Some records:
#####

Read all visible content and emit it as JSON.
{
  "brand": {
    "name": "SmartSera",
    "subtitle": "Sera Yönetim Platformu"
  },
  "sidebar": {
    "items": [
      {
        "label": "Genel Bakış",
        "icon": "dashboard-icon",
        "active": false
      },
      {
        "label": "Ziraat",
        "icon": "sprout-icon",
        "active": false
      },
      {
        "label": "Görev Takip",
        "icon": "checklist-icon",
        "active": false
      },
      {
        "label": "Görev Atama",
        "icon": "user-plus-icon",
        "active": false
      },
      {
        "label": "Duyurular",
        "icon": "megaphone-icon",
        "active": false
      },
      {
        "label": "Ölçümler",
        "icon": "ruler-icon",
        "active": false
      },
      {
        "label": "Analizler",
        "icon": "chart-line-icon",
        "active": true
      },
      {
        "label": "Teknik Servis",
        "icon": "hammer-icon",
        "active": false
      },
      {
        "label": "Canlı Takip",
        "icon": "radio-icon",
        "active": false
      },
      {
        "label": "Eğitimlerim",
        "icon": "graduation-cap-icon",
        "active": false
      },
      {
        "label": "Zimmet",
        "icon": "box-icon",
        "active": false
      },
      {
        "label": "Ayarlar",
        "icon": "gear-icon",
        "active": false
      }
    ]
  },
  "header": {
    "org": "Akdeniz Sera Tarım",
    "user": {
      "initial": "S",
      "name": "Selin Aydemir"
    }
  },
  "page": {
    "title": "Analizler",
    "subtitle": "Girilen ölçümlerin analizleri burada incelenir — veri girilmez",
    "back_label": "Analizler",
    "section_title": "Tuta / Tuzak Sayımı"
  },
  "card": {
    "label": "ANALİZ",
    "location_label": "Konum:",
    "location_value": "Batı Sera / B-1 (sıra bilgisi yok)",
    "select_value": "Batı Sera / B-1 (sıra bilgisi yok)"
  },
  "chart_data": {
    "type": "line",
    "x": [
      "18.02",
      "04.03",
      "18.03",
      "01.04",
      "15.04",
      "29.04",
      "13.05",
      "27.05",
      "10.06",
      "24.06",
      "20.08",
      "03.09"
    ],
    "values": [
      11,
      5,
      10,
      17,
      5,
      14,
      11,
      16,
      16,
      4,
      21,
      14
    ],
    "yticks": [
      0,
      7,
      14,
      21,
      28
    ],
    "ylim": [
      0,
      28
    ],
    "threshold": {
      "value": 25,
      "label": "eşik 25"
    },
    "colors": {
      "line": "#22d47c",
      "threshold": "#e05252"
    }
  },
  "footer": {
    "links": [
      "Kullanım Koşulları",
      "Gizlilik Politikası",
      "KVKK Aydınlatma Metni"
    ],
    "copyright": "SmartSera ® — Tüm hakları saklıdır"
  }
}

#####

# Aim
Locate and copy each line in the data above that includes the word "bilgisi".

# Exercise solution
    "location_value": "Batı Sera / B-1 (sıra bilgisi yok)",
    "select_value": "Batı Sera / B-1 (sıra bilgisi yok)"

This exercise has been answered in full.